#### What you are asked to do
Print every entry, word for word, and skip the images.

Collected data
-=-=-=-=-

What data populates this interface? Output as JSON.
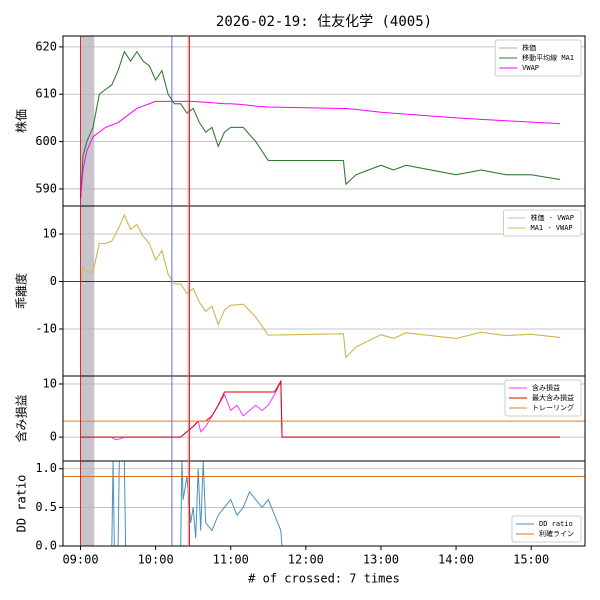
{
  "chart_data": [
    {
      "type": "line",
      "title": "2026-02-19: 住友化学 (4005)",
      "ylabel": "株価",
      "xlim": [
        526,
        943
      ],
      "ylim": [
        586.4,
        622.3
      ],
      "yticks": [
        590,
        600,
        610,
        620
      ],
      "grid": true,
      "legend": "upper right",
      "shade": [
        540,
        551
      ],
      "vlines": [
        {
          "x": 540,
          "color": "#cc0000"
        },
        {
          "x": 613,
          "color": "#4444ff"
        },
        {
          "x": 626,
          "color": "#ff6666"
        },
        {
          "x": 627,
          "color": "#cc0000"
        }
      ],
      "x": [
        540,
        542,
        545,
        550,
        555,
        560,
        565,
        570,
        575,
        580,
        585,
        590,
        595,
        600,
        605,
        610,
        615,
        620,
        625,
        630,
        635,
        640,
        645,
        650,
        655,
        660,
        670,
        680,
        690,
        750,
        752,
        760,
        770,
        780,
        790,
        800,
        820,
        840,
        860,
        880,
        900,
        923
      ],
      "series": [
        {
          "name": "株価",
          "color": "#aaaaaa",
          "values": [
            588,
            597,
            600,
            603,
            610,
            611,
            612,
            615,
            619,
            617,
            619,
            617,
            616,
            613,
            615,
            610,
            608,
            608,
            606,
            607,
            604,
            602,
            603,
            599,
            602,
            603,
            603,
            600,
            596,
            596,
            591,
            593,
            594,
            595,
            594,
            595,
            594,
            593,
            594,
            593,
            593,
            592
          ]
        },
        {
          "name": "移動平均線 MA1",
          "color": "#2e7d32",
          "values": [
            588,
            597,
            600,
            603,
            610,
            611,
            612,
            615,
            619,
            617,
            619,
            617,
            616,
            613,
            615,
            610,
            608,
            608,
            606,
            607,
            604,
            602,
            603,
            599,
            602,
            603,
            603,
            600,
            596,
            596,
            591,
            593,
            594,
            595,
            594,
            595,
            594,
            593,
            594,
            593,
            593,
            592
          ]
        },
        {
          "name": "VWAP",
          "color": "#ff00ff",
          "values": [
            588,
            594,
            598,
            601,
            602,
            603,
            603.5,
            604,
            605,
            606,
            607,
            607.5,
            608,
            608.5,
            608.5,
            608.5,
            608.5,
            608.5,
            608.5,
            608.5,
            608.4,
            608.3,
            608.2,
            608.1,
            608,
            608,
            607.8,
            607.5,
            607.3,
            607,
            607,
            606.8,
            606.5,
            606.2,
            606,
            605.8,
            605.4,
            605,
            604.7,
            604.4,
            604.1,
            603.8
          ]
        }
      ]
    },
    {
      "type": "line",
      "ylabel": "乖離度",
      "xlim": [
        526,
        943
      ],
      "ylim": [
        -19.9,
        15.9
      ],
      "yticks": [
        -10,
        0,
        10
      ],
      "grid": true,
      "legend": "upper right",
      "x": [
        540,
        542,
        545,
        550,
        555,
        560,
        565,
        570,
        575,
        580,
        585,
        590,
        595,
        600,
        605,
        610,
        615,
        620,
        625,
        630,
        635,
        640,
        645,
        650,
        655,
        660,
        670,
        680,
        690,
        750,
        752,
        760,
        770,
        780,
        790,
        800,
        820,
        840,
        860,
        880,
        900,
        923
      ],
      "series": [
        {
          "name": "株価 - VWAP",
          "color": "#bbbbbb",
          "values": [
            0,
            3,
            2,
            2,
            8,
            8,
            8.5,
            11,
            14,
            11,
            12,
            9.5,
            8,
            4.5,
            6.5,
            1.5,
            -0.5,
            -0.5,
            -2.5,
            -1.5,
            -4.4,
            -6.3,
            -5.2,
            -9.1,
            -6,
            -5,
            -4.8,
            -7.5,
            -11.3,
            -11,
            -16,
            -13.8,
            -12.5,
            -11.2,
            -12,
            -10.8,
            -11.4,
            -12,
            -10.7,
            -11.4,
            -11.1,
            -11.8
          ]
        },
        {
          "name": "MA1 - VWAP",
          "color": "#d4b94a",
          "values": [
            0,
            3,
            2,
            2,
            8,
            8,
            8.5,
            11,
            14,
            11,
            12,
            9.5,
            8,
            4.5,
            6.5,
            1.5,
            -0.5,
            -0.5,
            -2.5,
            -1.5,
            -4.4,
            -6.3,
            -5.2,
            -9.1,
            -6,
            -5,
            -4.8,
            -7.5,
            -11.3,
            -11,
            -16,
            -13.8,
            -12.5,
            -11.2,
            -12,
            -10.8,
            -11.4,
            -12,
            -10.7,
            -11.4,
            -11.1,
            -11.8
          ]
        }
      ]
    },
    {
      "type": "line",
      "ylabel": "含み損益",
      "xlim": [
        526,
        943
      ],
      "ylim": [
        -4.5,
        11.5
      ],
      "yticks": [
        0,
        10
      ],
      "grid": true,
      "legend": "upper right",
      "x": [
        540,
        560,
        565,
        568,
        572,
        575,
        620,
        625,
        630,
        634,
        636,
        640,
        645,
        650,
        655,
        660,
        665,
        670,
        675,
        680,
        685,
        690,
        695,
        700,
        701,
        923
      ],
      "series": [
        {
          "name": "含み損益",
          "color": "#ff33ff",
          "values": [
            0,
            0,
            0,
            -0.5,
            -0.3,
            0,
            0,
            1,
            2,
            3,
            1,
            2,
            4,
            6,
            8,
            5,
            6,
            4,
            5,
            6,
            5,
            6,
            8,
            10.5,
            0,
            0
          ]
        },
        {
          "name": "最大含み損益",
          "color": "#e00000",
          "values": [
            0,
            0,
            0,
            0,
            0,
            0,
            0,
            1,
            2,
            3,
            3,
            3,
            4,
            6,
            8.5,
            8.5,
            8.5,
            8.5,
            8.5,
            8.5,
            8.5,
            8.5,
            8.5,
            10.5,
            0,
            0
          ]
        },
        {
          "name": "トレーリング",
          "color": "#e08020",
          "hline": 3
        }
      ]
    },
    {
      "type": "line",
      "ylabel": "DD ratio",
      "xlabel": "# of crossed: 7 times",
      "xlim": [
        526,
        943
      ],
      "ylim": [
        0,
        1.1
      ],
      "yticks": [
        {
          "value": 0,
          "label": "0.0"
        },
        {
          "value": 0.5,
          "label": "0.5"
        },
        {
          "value": 1,
          "label": "1.0"
        }
      ],
      "xticks": [
        {
          "value": 540,
          "label": "09:00"
        },
        {
          "value": 600,
          "label": "10:00"
        },
        {
          "value": 660,
          "label": "11:00"
        },
        {
          "value": 720,
          "label": "12:00"
        },
        {
          "value": 780,
          "label": "13:00"
        },
        {
          "value": 840,
          "label": "14:00"
        },
        {
          "value": 900,
          "label": "15:00"
        }
      ],
      "grid": true,
      "legend": "lower right",
      "x": [
        540,
        565,
        566,
        567,
        570,
        571,
        575,
        576,
        620,
        621,
        622,
        625,
        628,
        630,
        632,
        634,
        636,
        638,
        640,
        645,
        650,
        655,
        660,
        665,
        670,
        675,
        680,
        685,
        690,
        695,
        700,
        701,
        923
      ],
      "series": [
        {
          "name": "DD ratio",
          "color": "#4a90c0",
          "values": [
            0,
            0,
            1.1,
            0,
            0,
            1.1,
            1.1,
            0,
            0,
            1.1,
            0.6,
            0.9,
            0.3,
            0.5,
            0.1,
            1.0,
            0.2,
            1.1,
            0.3,
            0.2,
            0.4,
            0.5,
            0.6,
            0.4,
            0.5,
            0.7,
            0.6,
            0.5,
            0.6,
            0.4,
            0.2,
            0,
            0
          ]
        },
        {
          "name": "利確ライン",
          "color": "#e07020",
          "hline": 0.9
        }
      ]
    }
  ]
}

-=-=-=-=-

#### Exercise solution
What data populates this interface? Output as JSON.
{
  "chart_data": [
    {
      "type": "line",
      "title": "2026-02-19: 住友化学 (4005)",
      "ylabel": "株価",
      "xlim": [
        526,
        943
      ],
      "ylim": [
        586.4,
        622.3
      ],
      "yticks": [
        590,
        600,
        610,
        620
      ],
      "grid": true,
      "legend": "upper right",
      "shade": [
        540,
        551
      ],
      "vlines": [
        {
          "x": 540,
          "color": "#cc0000"
        },
        {
          "x": 613,
          "color": "#4444ff"
        },
        {
          "x": 626,
          "color": "#ff6666"
        },
        {
          "x": 627,
          "color": "#cc0000"
        }
      ],
      "x": [
        540,
        542,
        545,
        550,
        555,
        560,
        565,
        570,
        575,
        580,
        585,
        590,
        595,
        600,
        605,
        610,
        615,
        620,
        625,
        630,
        635,
        640,
        645,
        650,
        655,
        660,
        670,
        680,
        690,
        750,
        752,
        760,
        770,
        780,
        790,
        800,
        820,
        840,
        860,
        880,
        900,
        923
      ],
      "series": [
        {
          "name": "株価",
          "color": "#aaaaaa",
          "values": [
            588,
            597,
            600,
            603,
            610,
            611,
            612,
            615,
            619,
            617,
            619,
            617,
            616,
            613,
            615,
            610,
            608,
            608,
            606,
            607,
            604,
            602,
            603,
            599,
            602,
            603,
            603,
            600,
            596,
            596,
            591,
            593,
            594,
            595,
            594,
            595,
            594,
            593,
            594,
            593,
            593,
            592
          ]
        },
        {
          "name": "移動平均線 MA1",
          "color": "#2e7d32",
          "values": [
            588,
            597,
            600,
            603,
            610,
            611,
            612,
            615,
            619,
            617,
            619,
            617,
            616,
            613,
            615,
            610,
            608,
            608,
            606,
            607,
            604,
            602,
            603,
            599,
            602,
            603,
            603,
            600,
            596,
            596,
            591,
            593,
            594,
            595,
            594,
            595,
            594,
            593,
            594,
            593,
            593,
            592
          ]
        },
        {
          "name": "VWAP",
          "color": "#ff00ff",
          "values": [
            588,
            594,
            598,
            601,
            602,
            603,
            603.5,
            604,
            605,
            606,
            607,
            607.5,
            608,
            608.5,
            608.5,
            608.5,
            608.5,
            608.5,
            608.5,
            608.5,
            608.4,
            608.3,
            608.2,
            608.1,
            608,
            608,
            607.8,
            607.5,
            607.3,
            607,
            607,
            606.8,
            606.5,
            606.2,
            606,
            605.8,
            605.4,
            605,
            604.7,
            604.4,
            604.1,
            603.8
          ]
        }
      ]
    },
    {
      "type": "line",
      "ylabel": "乖離度",
      "xlim": [
        526,
        943
      ],
      "ylim": [
        -19.9,
        15.9
      ],
      "yticks": [
        -10,
        0,
        10
      ],
      "grid": true,
      "legend": "upper right",
      "x": [
        540,
        542,
        545,
        550,
        555,
        560,
        565,
        570,
        575,
        580,
        585,
        590,
        595,
        600,
        605,
        610,
        615,
        620,
        625,
        630,
        635,
        640,
        645,
        650,
        655,
        660,
        670,
        680,
        690,
        750,
        752,
        760,
        770,
        780,
        790,
        800,
        820,
        840,
        860,
        880,
        900,
        923
      ],
      "series": [
        {
          "name": "株価 - VWAP",
          "color": "#bbbbbb",
          "values": [
            0,
            3,
            2,
            2,
            8,
            8,
            8.5,
            11,
            14,
            11,
            12,
            9.5,
            8,
            4.5,
            6.5,
            1.5,
            -0.5,
            -0.5,
            -2.5,
            -1.5,
            -4.4,
            -6.3,
            -5.2,
            -9.1,
            -6,
            -5,
            -4.8,
            -7.5,
            -11.3,
            -11,
            -16,
            -13.8,
            -12.5,
            -11.2,
            -12,
            -10.8,
            -11.4,
            -12,
            -10.7,
            -11.4,
            -11.1,
            -11.8
          ]
        },
        {
          "name": "MA1 - VWAP",
          "color": "#d4b94a",
          "values": [
            0,
            3,
            2,
            2,
            8,
            8,
            8.5,
            11,
            14,
            11,
            12,
            9.5,
            8,
            4.5,
            6.5,
            1.5,
            -0.5,
            -0.5,
            -2.5,
            -1.5,
            -4.4,
            -6.3,
            -5.2,
            -9.1,
            -6,
            -5,
            -4.8,
            -7.5,
            -11.3,
            -11,
            -16,
            -13.8,
            -12.5,
            -11.2,
            -12,
            -10.8,
            -11.4,
            -12,
            -10.7,
            -11.4,
            -11.1,
            -11.8
          ]
        }
      ]
    },
    {
      "type": "line",
      "ylabel": "含み損益",
      "xlim": [
        526,
        943
      ],
      "ylim": [
        -4.5,
        11.5
      ],
      "yticks": [
        0,
        10
      ],
      "grid": true,
      "legend": "upper right",
      "x": [
        540,
        560,
        565,
        568,
        572,
        575,
        620,
        625,
        630,
        634,
        636,
        640,
        645,
        650,
        655,
        660,
        665,
        670,
        675,
        680,
        685,
        690,
        695,
        700,
        701,
        923
      ],
      "series": [
        {
          "name": "含み損益",
          "color": "#ff33ff",
          "values": [
            0,
            0,
            0,
            -0.5,
            -0.3,
            0,
            0,
            1,
            2,
            3,
            1,
            2,
            4,
            6,
            8,
            5,
            6,
            4,
            5,
            6,
            5,
            6,
            8,
            10.5,
            0,
            0
          ]
        },
        {
          "name": "最大含み損益",
          "color": "#e00000",
          "values": [
            0,
            0,
            0,
            0,
            0,
            0,
            0,
            1,
            2,
            3,
            3,
            3,
            4,
            6,
            8.5,
            8.5,
            8.5,
            8.5,
            8.5,
            8.5,
            8.5,
            8.5,
            8.5,
            10.5,
            0,
            0
          ]
        },
        {
          "name": "トレーリング",
          "color": "#e08020",
          "hline": 3
        }
      ]
    },
    {
      "type": "line",
      "ylabel": "DD ratio",
      "xlabel": "# of crossed: 7 times",
      "xlim": [
        526,
        943
      ],
      "ylim": [
        0,
        1.1
      ],
      "yticks": [
        {
          "value": 0,
          "label": "0.0"
        },
        {
          "value": 0.5,
          "label": "0.5"
        },
        {
          "value": 1,
          "label": "1.0"
        }
      ],
      "xticks": [
        {
          "value": 540,
          "label": "09:00"
        },
        {
          "value": 600,
          "label": "10:00"
        },
        {
          "value": 660,
          "label": "11:00"
        },
        {
          "value": 720,
          "label": "12:00"
        },
        {
          "value": 780,
          "label": "13:00"
        },
        {
          "value": 840,
          "label": "14:00"
        },
        {
          "value": 900,
          "label": "15:00"
        }
      ],
      "grid": true,
      "legend": "lower right",
      "x": [
        540,
        565,
        566,
        567,
        570,
        571,
        575,
        576,
        620,
        621,
        622,
        625,
        628,
        630,
        632,
        634,
        636,
        638,
        640,
        645,
        650,
        655,
        660,
        665,
        670,
        675,
        680,
        685,
        690,
        695,
        700,
        701,
        923
      ],
      "series": [
        {
          "name": "DD ratio",
          "color": "#4a90c0",
          "values": [
            0,
            0,
            1.1,
            0,
            0,
            1.1,
            1.1,
            0,
            0,
            1.1,
            0.6,
            0.9,
            0.3,
            0.5,
            0.1,
            1.0,
            0.2,
            1.1,
            0.3,
            0.2,
            0.4,
            0.5,
            0.6,
            0.4,
            0.5,
            0.7,
            0.6,
            0.5,
            0.6,
            0.4,
            0.2,
            0,
            0
          ]
        },
        {
          "name": "利確ライン",
          "color": "#e07020",
          "hline": 0.9
        }
      ]
    }
  ]
}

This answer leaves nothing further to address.